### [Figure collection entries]
——
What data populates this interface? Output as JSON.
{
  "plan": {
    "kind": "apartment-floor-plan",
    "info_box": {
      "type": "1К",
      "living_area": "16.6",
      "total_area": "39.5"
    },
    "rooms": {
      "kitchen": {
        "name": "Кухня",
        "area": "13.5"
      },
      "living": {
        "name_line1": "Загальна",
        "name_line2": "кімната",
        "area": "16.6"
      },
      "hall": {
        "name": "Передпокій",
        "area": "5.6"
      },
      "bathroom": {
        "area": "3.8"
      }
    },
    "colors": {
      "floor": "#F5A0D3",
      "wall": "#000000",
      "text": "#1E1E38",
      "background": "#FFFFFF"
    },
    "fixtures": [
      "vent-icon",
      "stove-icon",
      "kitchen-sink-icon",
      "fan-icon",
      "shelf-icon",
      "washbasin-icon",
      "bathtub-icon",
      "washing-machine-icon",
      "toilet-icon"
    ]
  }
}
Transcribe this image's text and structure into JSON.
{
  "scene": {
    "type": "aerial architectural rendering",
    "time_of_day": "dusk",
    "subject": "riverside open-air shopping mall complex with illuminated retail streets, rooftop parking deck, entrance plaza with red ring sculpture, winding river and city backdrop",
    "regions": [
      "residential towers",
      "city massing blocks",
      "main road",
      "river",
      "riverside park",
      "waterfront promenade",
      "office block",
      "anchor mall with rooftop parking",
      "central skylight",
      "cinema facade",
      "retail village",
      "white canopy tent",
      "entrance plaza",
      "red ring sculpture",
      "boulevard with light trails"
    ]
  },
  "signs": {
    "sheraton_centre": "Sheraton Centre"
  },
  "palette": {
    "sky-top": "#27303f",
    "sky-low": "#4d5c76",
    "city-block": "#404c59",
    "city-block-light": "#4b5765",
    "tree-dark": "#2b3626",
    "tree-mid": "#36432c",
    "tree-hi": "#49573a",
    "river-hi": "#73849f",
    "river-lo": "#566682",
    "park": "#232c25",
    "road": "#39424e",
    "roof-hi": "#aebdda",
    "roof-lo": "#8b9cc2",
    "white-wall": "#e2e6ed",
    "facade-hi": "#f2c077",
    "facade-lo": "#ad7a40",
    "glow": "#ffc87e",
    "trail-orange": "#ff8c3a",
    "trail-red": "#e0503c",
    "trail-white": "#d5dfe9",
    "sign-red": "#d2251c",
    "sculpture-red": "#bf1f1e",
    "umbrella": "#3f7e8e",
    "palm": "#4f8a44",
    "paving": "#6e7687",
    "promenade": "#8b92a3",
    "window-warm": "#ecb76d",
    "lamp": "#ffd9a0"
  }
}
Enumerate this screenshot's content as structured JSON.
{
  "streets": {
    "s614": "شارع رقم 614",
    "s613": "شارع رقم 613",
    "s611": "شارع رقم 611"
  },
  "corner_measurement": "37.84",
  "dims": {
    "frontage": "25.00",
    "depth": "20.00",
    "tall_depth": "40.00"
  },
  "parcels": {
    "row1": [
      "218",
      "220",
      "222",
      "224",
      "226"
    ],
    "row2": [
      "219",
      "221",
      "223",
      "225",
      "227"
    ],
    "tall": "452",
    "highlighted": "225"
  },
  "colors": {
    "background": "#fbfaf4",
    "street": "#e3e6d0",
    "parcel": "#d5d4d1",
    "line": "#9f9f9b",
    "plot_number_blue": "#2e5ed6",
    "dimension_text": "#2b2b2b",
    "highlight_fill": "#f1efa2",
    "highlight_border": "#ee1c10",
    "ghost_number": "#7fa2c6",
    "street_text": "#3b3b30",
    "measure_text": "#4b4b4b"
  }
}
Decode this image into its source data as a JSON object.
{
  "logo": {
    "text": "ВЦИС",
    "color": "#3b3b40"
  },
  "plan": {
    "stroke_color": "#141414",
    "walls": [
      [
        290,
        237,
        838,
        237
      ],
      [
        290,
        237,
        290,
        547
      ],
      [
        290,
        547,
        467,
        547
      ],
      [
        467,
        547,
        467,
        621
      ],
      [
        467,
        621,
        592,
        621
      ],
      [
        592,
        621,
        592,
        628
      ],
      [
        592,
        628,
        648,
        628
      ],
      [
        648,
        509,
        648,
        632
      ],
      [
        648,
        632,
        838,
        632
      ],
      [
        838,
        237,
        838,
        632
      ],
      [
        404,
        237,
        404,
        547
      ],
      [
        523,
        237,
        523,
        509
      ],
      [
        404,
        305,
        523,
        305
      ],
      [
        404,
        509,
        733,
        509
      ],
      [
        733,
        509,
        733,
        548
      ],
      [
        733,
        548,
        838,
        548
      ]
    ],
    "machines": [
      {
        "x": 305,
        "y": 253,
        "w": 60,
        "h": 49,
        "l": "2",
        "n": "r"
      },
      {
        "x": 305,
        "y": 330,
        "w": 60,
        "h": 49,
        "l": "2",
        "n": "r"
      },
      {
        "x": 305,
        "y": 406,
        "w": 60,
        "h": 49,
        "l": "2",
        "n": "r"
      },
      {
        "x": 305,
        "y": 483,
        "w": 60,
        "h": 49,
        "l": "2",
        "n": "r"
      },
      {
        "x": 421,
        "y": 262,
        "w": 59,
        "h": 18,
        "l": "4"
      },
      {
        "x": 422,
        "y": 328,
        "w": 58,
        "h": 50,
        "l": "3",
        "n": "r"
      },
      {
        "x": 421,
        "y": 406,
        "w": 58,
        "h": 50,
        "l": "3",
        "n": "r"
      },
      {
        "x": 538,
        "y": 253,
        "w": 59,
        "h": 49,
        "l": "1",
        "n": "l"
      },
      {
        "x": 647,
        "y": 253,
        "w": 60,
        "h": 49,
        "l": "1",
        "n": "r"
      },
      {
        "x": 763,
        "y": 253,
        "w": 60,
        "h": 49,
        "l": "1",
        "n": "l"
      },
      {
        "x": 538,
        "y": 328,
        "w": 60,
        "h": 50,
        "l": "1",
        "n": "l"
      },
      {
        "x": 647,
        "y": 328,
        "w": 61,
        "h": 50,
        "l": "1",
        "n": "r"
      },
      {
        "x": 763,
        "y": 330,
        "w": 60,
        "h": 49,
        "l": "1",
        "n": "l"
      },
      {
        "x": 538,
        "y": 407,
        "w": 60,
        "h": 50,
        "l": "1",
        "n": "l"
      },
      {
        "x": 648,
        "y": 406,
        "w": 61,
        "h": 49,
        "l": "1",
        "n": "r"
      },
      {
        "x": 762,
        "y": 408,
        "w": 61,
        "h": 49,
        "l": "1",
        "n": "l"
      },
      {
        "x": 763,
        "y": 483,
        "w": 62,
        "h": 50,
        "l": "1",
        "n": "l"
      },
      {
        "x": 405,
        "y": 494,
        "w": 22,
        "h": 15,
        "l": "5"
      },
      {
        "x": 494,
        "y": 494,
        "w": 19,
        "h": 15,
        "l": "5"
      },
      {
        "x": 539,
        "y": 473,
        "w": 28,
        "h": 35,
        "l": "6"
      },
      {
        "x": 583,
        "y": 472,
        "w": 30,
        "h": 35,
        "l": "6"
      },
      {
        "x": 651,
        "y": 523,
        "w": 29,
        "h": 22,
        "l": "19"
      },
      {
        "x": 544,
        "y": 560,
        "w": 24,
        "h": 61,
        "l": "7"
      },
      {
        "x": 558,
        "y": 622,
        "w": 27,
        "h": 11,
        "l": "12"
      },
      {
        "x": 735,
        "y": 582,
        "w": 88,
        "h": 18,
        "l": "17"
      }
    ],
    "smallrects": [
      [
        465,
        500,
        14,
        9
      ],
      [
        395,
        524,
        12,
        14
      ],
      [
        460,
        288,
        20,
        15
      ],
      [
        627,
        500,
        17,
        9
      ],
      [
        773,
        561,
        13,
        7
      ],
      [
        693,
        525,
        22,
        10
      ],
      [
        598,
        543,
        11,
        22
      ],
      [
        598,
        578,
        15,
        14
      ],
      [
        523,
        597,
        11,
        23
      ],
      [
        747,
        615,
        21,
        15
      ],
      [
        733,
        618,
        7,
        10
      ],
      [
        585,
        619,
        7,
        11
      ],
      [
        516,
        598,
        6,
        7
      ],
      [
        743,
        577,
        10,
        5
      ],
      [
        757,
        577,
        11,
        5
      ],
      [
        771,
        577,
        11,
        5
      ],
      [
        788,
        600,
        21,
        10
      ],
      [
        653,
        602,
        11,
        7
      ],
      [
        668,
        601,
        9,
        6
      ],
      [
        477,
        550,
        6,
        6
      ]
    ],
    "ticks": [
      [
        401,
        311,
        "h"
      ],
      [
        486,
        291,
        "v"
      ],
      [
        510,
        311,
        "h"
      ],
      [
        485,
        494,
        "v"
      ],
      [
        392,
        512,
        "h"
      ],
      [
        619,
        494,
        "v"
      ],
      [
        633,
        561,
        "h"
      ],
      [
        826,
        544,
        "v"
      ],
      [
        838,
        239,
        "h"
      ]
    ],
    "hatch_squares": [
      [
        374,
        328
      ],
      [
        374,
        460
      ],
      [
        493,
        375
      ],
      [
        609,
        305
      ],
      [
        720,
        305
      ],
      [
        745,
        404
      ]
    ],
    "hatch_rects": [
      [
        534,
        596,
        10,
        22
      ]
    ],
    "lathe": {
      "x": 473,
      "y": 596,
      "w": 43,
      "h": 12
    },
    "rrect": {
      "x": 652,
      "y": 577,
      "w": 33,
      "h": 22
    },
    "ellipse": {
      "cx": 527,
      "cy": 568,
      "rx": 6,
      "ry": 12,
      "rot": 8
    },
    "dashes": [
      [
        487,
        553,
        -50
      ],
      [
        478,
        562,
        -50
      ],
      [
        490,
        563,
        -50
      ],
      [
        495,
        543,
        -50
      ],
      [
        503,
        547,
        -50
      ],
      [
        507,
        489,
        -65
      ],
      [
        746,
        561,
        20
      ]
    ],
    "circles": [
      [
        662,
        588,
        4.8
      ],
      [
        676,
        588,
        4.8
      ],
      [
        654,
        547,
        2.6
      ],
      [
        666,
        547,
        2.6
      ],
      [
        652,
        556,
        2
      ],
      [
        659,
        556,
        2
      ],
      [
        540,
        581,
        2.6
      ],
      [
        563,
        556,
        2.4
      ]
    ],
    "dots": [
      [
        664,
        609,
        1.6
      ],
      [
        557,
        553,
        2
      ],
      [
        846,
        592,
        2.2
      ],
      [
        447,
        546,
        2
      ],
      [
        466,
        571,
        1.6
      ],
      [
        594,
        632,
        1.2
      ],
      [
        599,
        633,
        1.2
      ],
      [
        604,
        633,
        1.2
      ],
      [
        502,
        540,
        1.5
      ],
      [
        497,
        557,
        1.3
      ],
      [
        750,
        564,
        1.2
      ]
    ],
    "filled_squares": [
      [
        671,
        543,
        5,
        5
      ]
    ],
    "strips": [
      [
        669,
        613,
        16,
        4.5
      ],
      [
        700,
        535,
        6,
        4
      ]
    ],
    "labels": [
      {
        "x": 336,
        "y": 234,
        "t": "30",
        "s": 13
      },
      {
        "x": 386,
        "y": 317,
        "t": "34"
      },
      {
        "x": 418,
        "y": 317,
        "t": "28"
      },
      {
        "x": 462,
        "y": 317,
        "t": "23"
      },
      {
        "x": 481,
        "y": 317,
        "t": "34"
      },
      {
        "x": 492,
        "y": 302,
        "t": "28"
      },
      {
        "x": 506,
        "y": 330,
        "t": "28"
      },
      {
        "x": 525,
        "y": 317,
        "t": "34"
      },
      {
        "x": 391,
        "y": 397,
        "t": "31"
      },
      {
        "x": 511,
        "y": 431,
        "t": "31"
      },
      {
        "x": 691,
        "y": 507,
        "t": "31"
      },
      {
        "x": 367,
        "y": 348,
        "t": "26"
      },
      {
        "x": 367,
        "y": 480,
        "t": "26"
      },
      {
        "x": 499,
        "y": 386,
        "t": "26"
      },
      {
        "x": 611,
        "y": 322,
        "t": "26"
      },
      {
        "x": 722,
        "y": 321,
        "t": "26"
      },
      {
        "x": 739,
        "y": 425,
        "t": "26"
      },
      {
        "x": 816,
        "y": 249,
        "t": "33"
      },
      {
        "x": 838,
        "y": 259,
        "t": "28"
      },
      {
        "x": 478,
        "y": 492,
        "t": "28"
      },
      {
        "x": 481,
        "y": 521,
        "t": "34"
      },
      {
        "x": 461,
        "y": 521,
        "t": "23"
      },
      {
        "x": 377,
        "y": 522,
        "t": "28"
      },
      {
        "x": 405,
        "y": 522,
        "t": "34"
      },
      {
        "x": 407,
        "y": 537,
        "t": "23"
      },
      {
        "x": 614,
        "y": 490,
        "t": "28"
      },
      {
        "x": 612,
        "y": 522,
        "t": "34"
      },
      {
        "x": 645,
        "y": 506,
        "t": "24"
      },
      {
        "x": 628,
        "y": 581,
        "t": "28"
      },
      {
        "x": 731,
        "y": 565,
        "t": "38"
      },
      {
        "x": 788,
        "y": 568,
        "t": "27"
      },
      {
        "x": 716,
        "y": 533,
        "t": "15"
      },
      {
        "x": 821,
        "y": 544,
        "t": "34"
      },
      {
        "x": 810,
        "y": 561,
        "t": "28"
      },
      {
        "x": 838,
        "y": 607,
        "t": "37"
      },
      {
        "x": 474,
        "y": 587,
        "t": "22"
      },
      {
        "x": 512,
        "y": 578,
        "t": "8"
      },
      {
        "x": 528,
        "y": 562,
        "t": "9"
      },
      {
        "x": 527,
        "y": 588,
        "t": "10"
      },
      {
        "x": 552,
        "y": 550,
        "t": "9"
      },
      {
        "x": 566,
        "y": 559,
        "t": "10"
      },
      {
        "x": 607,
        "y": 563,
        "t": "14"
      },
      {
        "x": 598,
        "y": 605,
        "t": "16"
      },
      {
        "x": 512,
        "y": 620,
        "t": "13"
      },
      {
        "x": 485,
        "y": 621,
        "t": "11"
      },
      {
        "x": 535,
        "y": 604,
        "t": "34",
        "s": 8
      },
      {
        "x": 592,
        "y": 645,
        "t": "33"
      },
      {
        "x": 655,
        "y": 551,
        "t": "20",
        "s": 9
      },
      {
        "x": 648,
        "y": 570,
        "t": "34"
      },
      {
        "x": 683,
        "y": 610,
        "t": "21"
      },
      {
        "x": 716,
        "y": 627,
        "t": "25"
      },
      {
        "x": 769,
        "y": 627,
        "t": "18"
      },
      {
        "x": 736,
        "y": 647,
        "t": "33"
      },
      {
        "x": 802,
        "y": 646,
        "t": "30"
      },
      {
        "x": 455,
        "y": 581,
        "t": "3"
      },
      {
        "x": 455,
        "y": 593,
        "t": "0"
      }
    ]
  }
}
——
### [TASK REQUIREMENTS]
All lines in the data that contain the word "floor" should be copied.

### [RESULT FOR THIS EXERCISE]
    "kind": "apartment-floor-plan",
      "floor": "#F5A0D3",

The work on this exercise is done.